WHAT YOU HAVE TO DO:
Copy every one of the lines below back verbatim, leaving out the pictures.

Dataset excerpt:
┄┄┄┄┄┄┄┄┄┄

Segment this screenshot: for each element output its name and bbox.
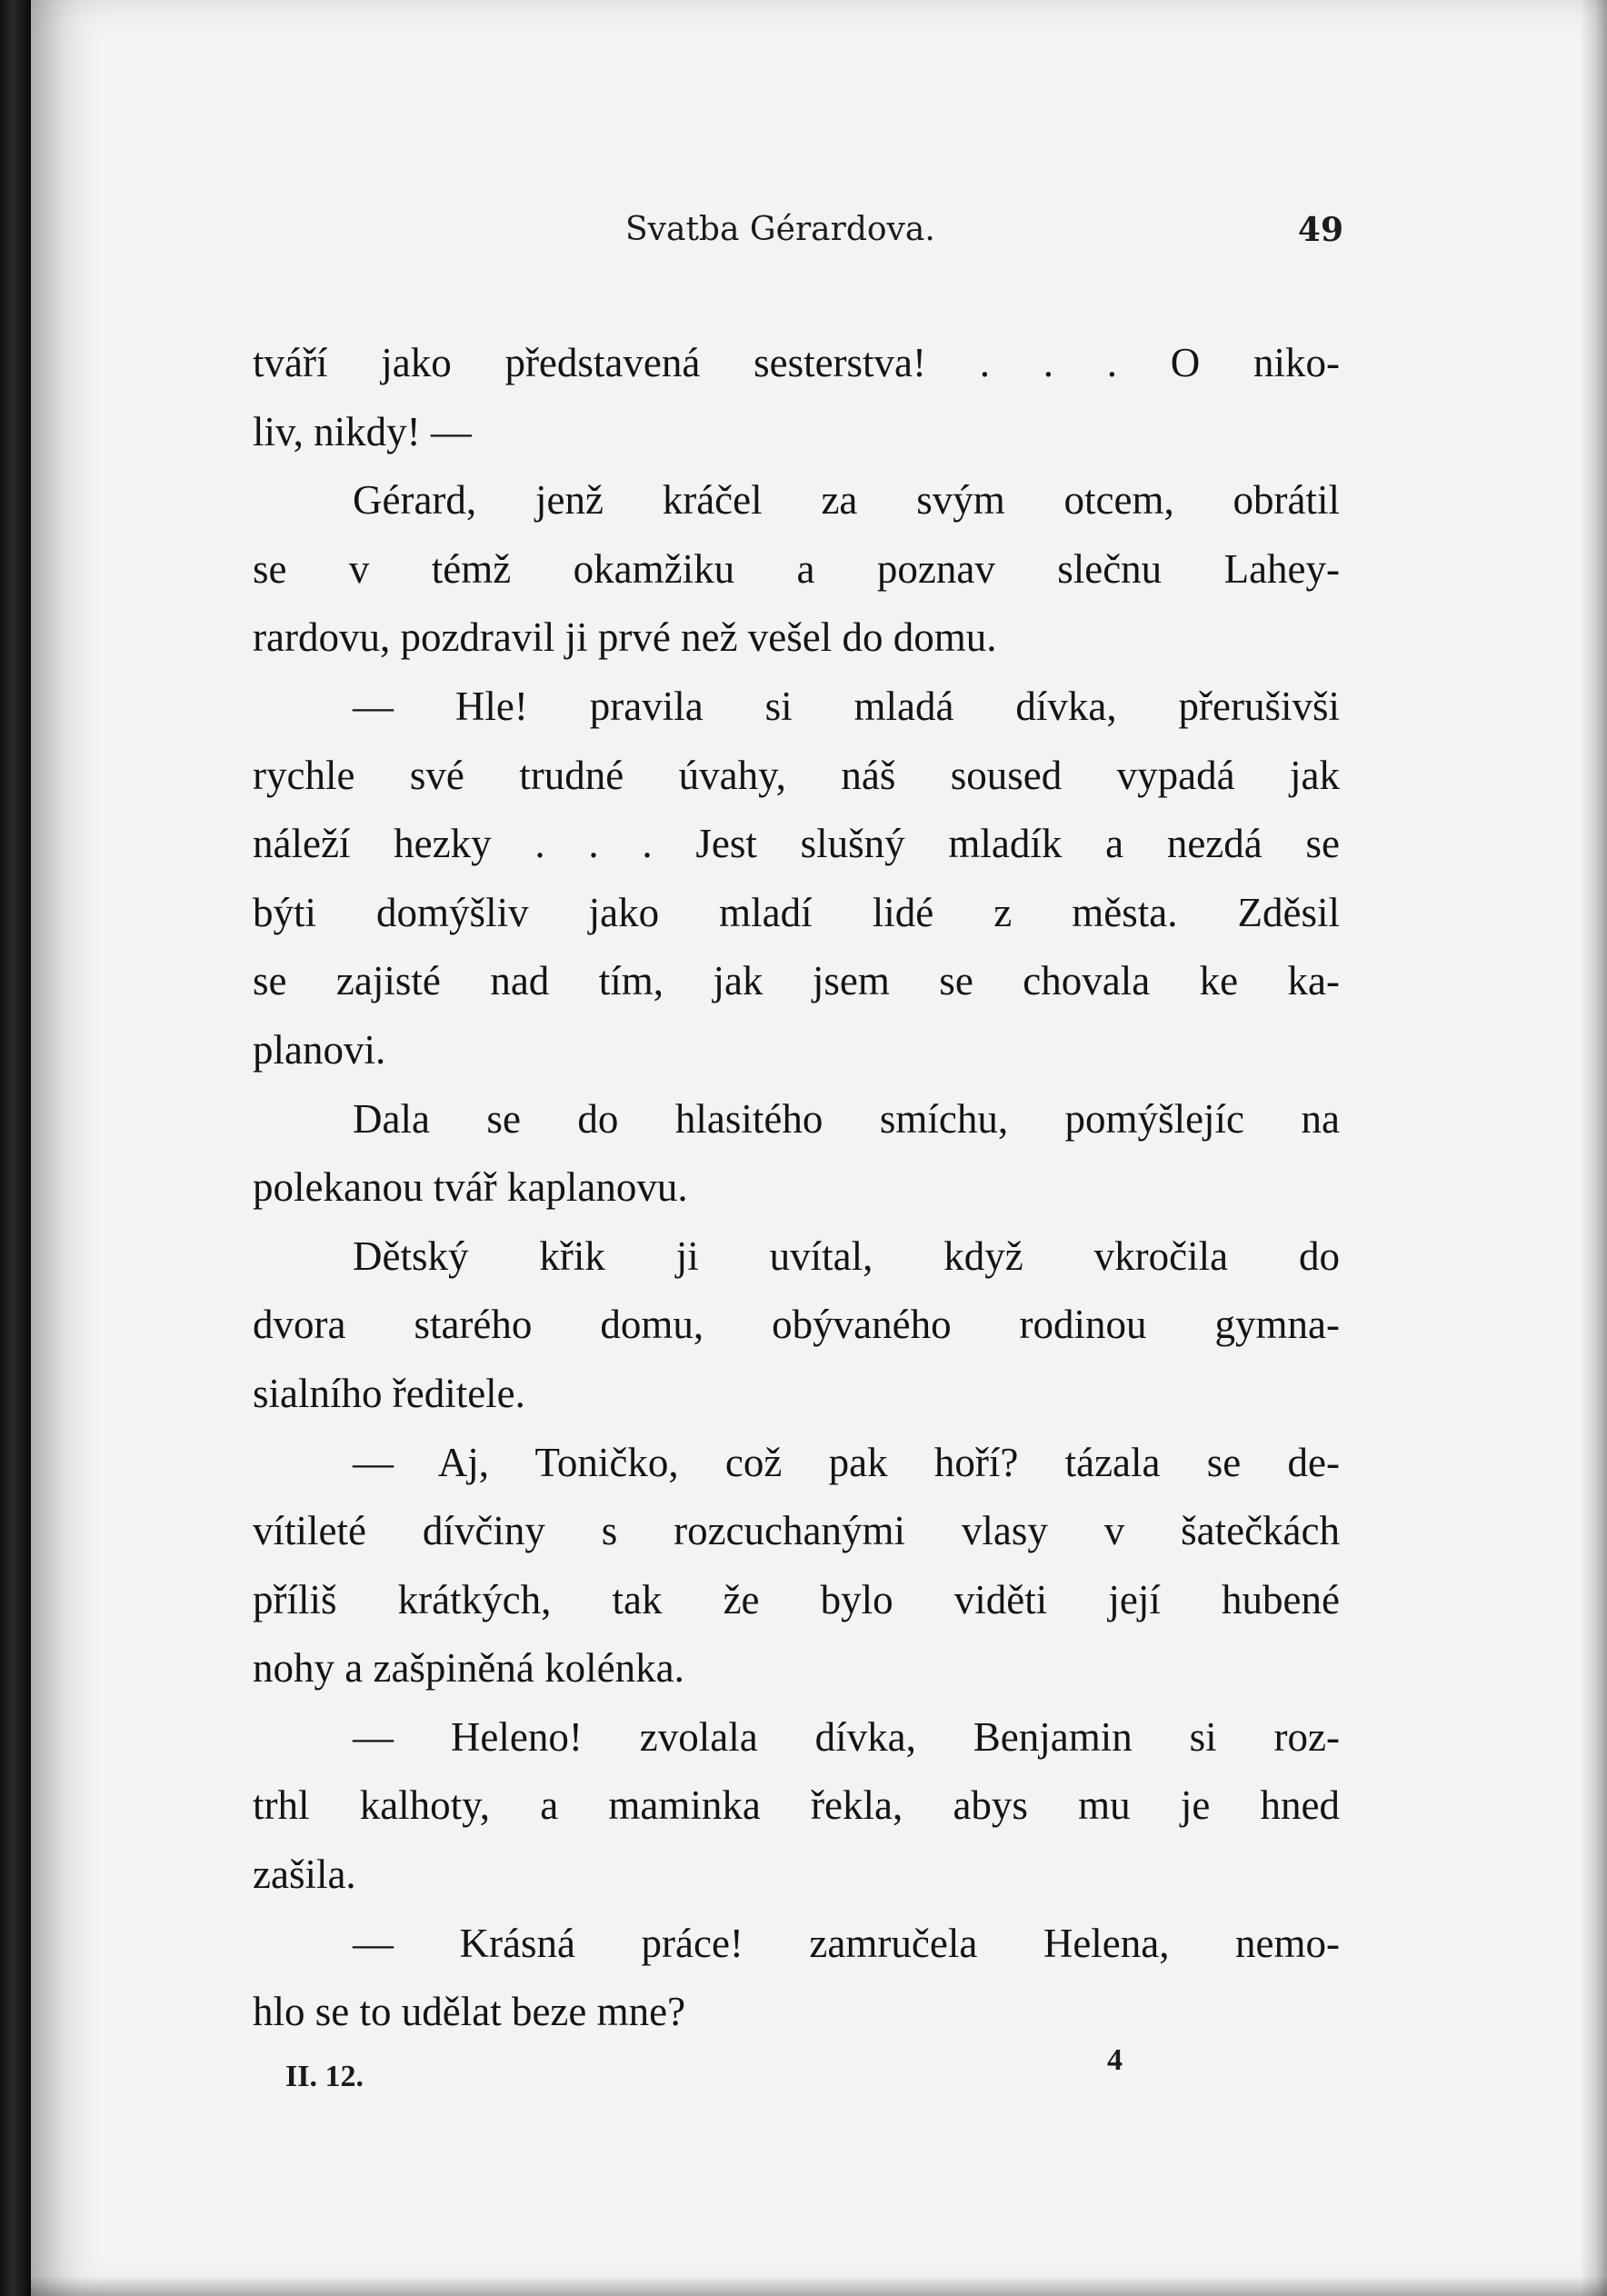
text-line: planovi. bbox=[253, 1026, 386, 1073]
text-line: — Krásná práce! zamručela Helena, nemo- bbox=[353, 1920, 1340, 1966]
page-number: 49 bbox=[1297, 211, 1343, 249]
gathering-number: 4 bbox=[1107, 2043, 1123, 2077]
binding-edge bbox=[0, 0, 31, 2296]
signature-mark: II. 12. bbox=[285, 2060, 364, 2093]
text-line: sialního ředitele. bbox=[253, 1370, 525, 1416]
running-head bbox=[255, 211, 1343, 256]
text-line: — Aj, Toničko, což pak hoří? tázala se de- bbox=[353, 1439, 1340, 1485]
text-line: Gérard, jenž kráčel za svým otcem, obrátil bbox=[353, 477, 1340, 524]
text-line: příliš krátkých, tak že bylo viděti její hubené bbox=[253, 1576, 1340, 1622]
text-line: Dala se do hlasitého smíchu, pomýšlejíc na bbox=[353, 1095, 1340, 1142]
page-edge-shadow bbox=[1580, 0, 1607, 2296]
text-line: polekanou tvář kaplanovu. bbox=[253, 1164, 688, 1211]
text-line: Dětský křik ji uvítal, když vkročila do bbox=[353, 1233, 1340, 1279]
text-line: se zajisté nad tím, jak jsem se chovala ke ka- bbox=[253, 958, 1340, 1004]
running-title: Svatba Gérardova. bbox=[625, 211, 935, 248]
text-line: hlo se to udělat beze mne? bbox=[253, 1989, 686, 2035]
text-line: nohy a zašpiněná kolénka. bbox=[253, 1645, 684, 1692]
text-line: dvora starého domu, obývaného rodinou gymna- bbox=[253, 1302, 1340, 1348]
text-line: — Heleno! zvolala dívka, Benjamin si roz- bbox=[353, 1713, 1340, 1760]
text-line: vítileté dívčiny s rozcuchanými vlasy v šatečkách bbox=[253, 1508, 1340, 1554]
body-text bbox=[253, 329, 1340, 2047]
text-line: se v témž okamžiku a poznav slečnu Lahey- bbox=[253, 545, 1340, 592]
text-line: liv, nikdy! — bbox=[253, 408, 472, 454]
text-line: rychle své trudné úvahy, náš soused vypadá jak bbox=[253, 752, 1340, 798]
page-bottom-shadow bbox=[31, 2276, 1607, 2296]
text-line: náleží hezky . . . Jest slušný mladík a nezdá se bbox=[253, 821, 1340, 867]
text-line: zašila. bbox=[253, 1852, 356, 1898]
text-line: rardovu, pozdravil ji prvé než vešel do domu. bbox=[253, 614, 997, 661]
text-line: — Hle! pravila si mladá dívka, přerušivši bbox=[353, 683, 1340, 729]
text-line: býti domýšliv jako mladí lidé z města. Zděsil bbox=[253, 889, 1340, 935]
text-line: trhl kalhoty, a maminka řekla, abys mu je hned bbox=[253, 1782, 1340, 1829]
text-line: tváří jako představená sesterstva! . . . O niko- bbox=[253, 340, 1340, 385]
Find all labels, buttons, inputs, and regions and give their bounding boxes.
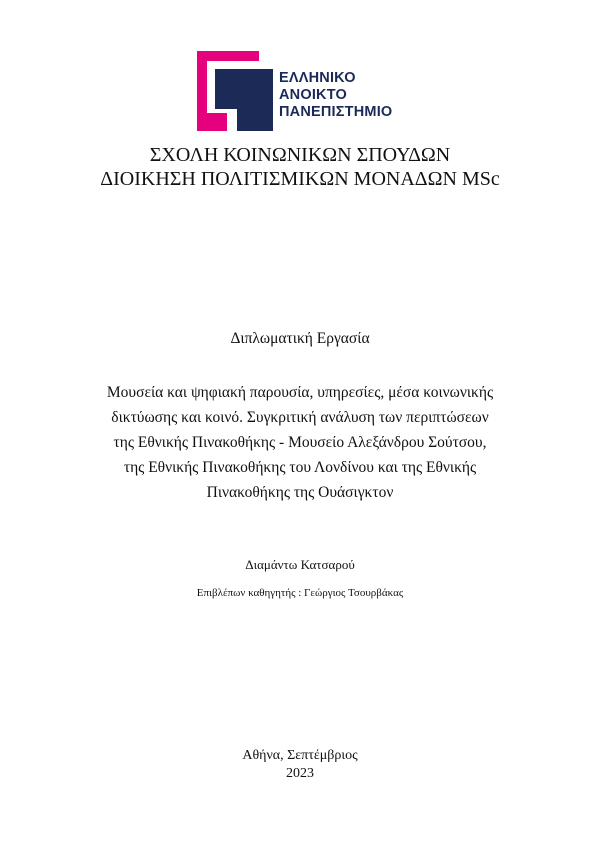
logo-line-1: ΕΛΛΗΝΙΚΟ <box>279 70 356 86</box>
school-name: ΣΧΟΛΗ ΚΟΙΝΩΝΙΚΩΝ ΣΠΟΥΔΩΝ <box>149 144 451 166</box>
logo-line-3: ΠΑΝΕΠΙΣΤΗΜΙΟ <box>279 104 393 120</box>
year: 2023 <box>286 766 314 781</box>
city-month: Αθήνα, Σεπτέμβριος <box>242 748 358 763</box>
supervisor-line: Επιβλέπων καθηγητής : Γεώργιος Τσουρβάκας <box>196 587 404 599</box>
university-logo <box>197 51 407 131</box>
thesis-title <box>90 380 510 505</box>
place-date <box>0 747 600 783</box>
logo-line-2: ΑΝΟΙΚΤΟ <box>279 87 347 103</box>
title-line: της Εθνικής Πινακοθήκης - Μουσείο Αλεξάνδρου Σούτσου, <box>113 434 487 451</box>
logo-mark-icon <box>197 51 277 131</box>
title-line: της Εθνικής Πινακοθήκης του Λονδίνου και της Εθνικής <box>123 459 477 476</box>
document-kind: Διπλωματική Εργασία <box>230 330 370 347</box>
school-heading <box>0 143 600 191</box>
program-name: ΔΙΟΙΚΗΣΗ ΠΟΛΙΤΙΣΜΙΚΩΝ ΜΟΝΑΔΩΝ MSc <box>100 168 500 190</box>
title-line: Πινακοθήκης της Ουάσιγκτον <box>206 484 394 501</box>
author-name: Διαμάντω Κατσαρού <box>245 557 355 572</box>
title-line: δικτύωσης και κοινό. Συγκριτική ανάλυση των περιπτώσεων <box>111 409 489 426</box>
title-line: Μουσεία και ψηφιακή παρουσία, υπηρεσίες, μέσα κοινωνικής <box>106 384 494 401</box>
logo-wordmark <box>279 70 392 121</box>
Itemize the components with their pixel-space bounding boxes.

┄┄┄┄┄┄┄┄┄┄

TASK RESULT:
Segment this screenshot: for each element output its name and bbox.
text-line: planovi. bbox=[253, 1026, 386, 1073]
text-line: — Krásná práce! zamručela Helena, nemo- bbox=[353, 1920, 1340, 1966]
page-number: 49 bbox=[1297, 211, 1343, 249]
gathering-number: 4 bbox=[1107, 2043, 1123, 2077]
binding-edge bbox=[0, 0, 31, 2296]
signature-mark: II. 12. bbox=[285, 2060, 364, 2093]
text-line: sialního ředitele. bbox=[253, 1370, 525, 1416]
running-head bbox=[255, 211, 1343, 256]
text-line: — Aj, Toničko, což pak hoří? tázala se de- bbox=[353, 1439, 1340, 1485]
text-line: Gérard, jenž kráčel za svým otcem, obrátil bbox=[353, 477, 1340, 524]
text-line: příliš krátkých, tak že bylo viděti její hubené bbox=[253, 1576, 1340, 1622]
text-line: Dala se do hlasitého smíchu, pomýšlejíc na bbox=[353, 1095, 1340, 1142]
page-edge-shadow bbox=[1580, 0, 1607, 2296]
text-line: polekanou tvář kaplanovu. bbox=[253, 1164, 688, 1211]
text-line: Dětský křik ji uvítal, když vkročila do bbox=[353, 1233, 1340, 1279]
text-line: se zajisté nad tím, jak jsem se chovala ke ka- bbox=[253, 958, 1340, 1004]
running-title: Svatba Gérardova. bbox=[625, 211, 935, 248]
text-line: hlo se to udělat beze mne? bbox=[253, 1989, 686, 2035]
text-line: nohy a zašpiněná kolénka. bbox=[253, 1645, 684, 1692]
text-line: dvora starého domu, obývaného rodinou gymna- bbox=[253, 1302, 1340, 1348]
text-line: — Heleno! zvolala dívka, Benjamin si roz- bbox=[353, 1713, 1340, 1760]
text-line: vítileté dívčiny s rozcuchanými vlasy v šatečkách bbox=[253, 1508, 1340, 1554]
body-text bbox=[253, 329, 1340, 2047]
text-line: se v témž okamžiku a poznav slečnu Lahey- bbox=[253, 545, 1340, 592]
text-line: liv, nikdy! — bbox=[253, 408, 472, 454]
text-line: rychle své trudné úvahy, náš soused vypadá jak bbox=[253, 752, 1340, 798]
page-bottom-shadow bbox=[31, 2276, 1607, 2296]
text-line: náleží hezky . . . Jest slušný mladík a nezdá se bbox=[253, 821, 1340, 867]
text-line: zašila. bbox=[253, 1852, 356, 1898]
text-line: rardovu, pozdravil ji prvé než vešel do domu. bbox=[253, 614, 997, 661]
text-line: — Hle! pravila si mladá dívka, přerušivši bbox=[353, 683, 1340, 729]
text-line: býti domýšliv jako mladí lidé z města. Zděsil bbox=[253, 889, 1340, 935]
text-line: trhl kalhoty, a maminka řekla, abys mu je hned bbox=[253, 1782, 1340, 1829]
text-line: tváří jako představená sesterstva! . . . O niko- bbox=[253, 340, 1340, 385]
Find all labels, buttons, inputs, and regions and give their bounding boxes.
logo-line-1: ΕΛΛΗΝΙΚΟ <box>279 70 356 86</box>
school-name: ΣΧΟΛΗ ΚΟΙΝΩΝΙΚΩΝ ΣΠΟΥΔΩΝ <box>149 144 451 166</box>
logo-line-3: ΠΑΝΕΠΙΣΤΗΜΙΟ <box>279 104 393 120</box>
year: 2023 <box>286 766 314 781</box>
city-month: Αθήνα, Σεπτέμβριος <box>242 748 358 763</box>
supervisor-line: Επιβλέπων καθηγητής : Γεώργιος Τσουρβάκας <box>196 587 404 599</box>
university-logo <box>197 51 407 131</box>
thesis-title <box>90 380 510 505</box>
place-date <box>0 747 600 783</box>
logo-line-2: ΑΝΟΙΚΤΟ <box>279 87 347 103</box>
title-line: της Εθνικής Πινακοθήκης - Μουσείο Αλεξάνδρου Σούτσου, <box>113 434 487 451</box>
logo-mark-icon <box>197 51 277 131</box>
title-line: της Εθνικής Πινακοθήκης του Λονδίνου και της Εθνικής <box>123 459 477 476</box>
document-kind: Διπλωματική Εργασία <box>230 330 370 347</box>
school-heading <box>0 143 600 191</box>
program-name: ΔΙΟΙΚΗΣΗ ΠΟΛΙΤΙΣΜΙΚΩΝ ΜΟΝΑΔΩΝ MSc <box>100 168 500 190</box>
title-line: Πινακοθήκης της Ουάσιγκτον <box>206 484 394 501</box>
author-name: Διαμάντω Κατσαρού <box>245 557 355 572</box>
title-line: δικτύωσης και κοινό. Συγκριτική ανάλυση των περιπτώσεων <box>111 409 489 426</box>
title-line: Μουσεία και ψηφιακή παρουσία, υπηρεσίες, μέσα κοινωνικής <box>106 384 494 401</box>
logo-wordmark <box>279 70 392 121</box>
Itemize the components with their pixel-space bounding boxes.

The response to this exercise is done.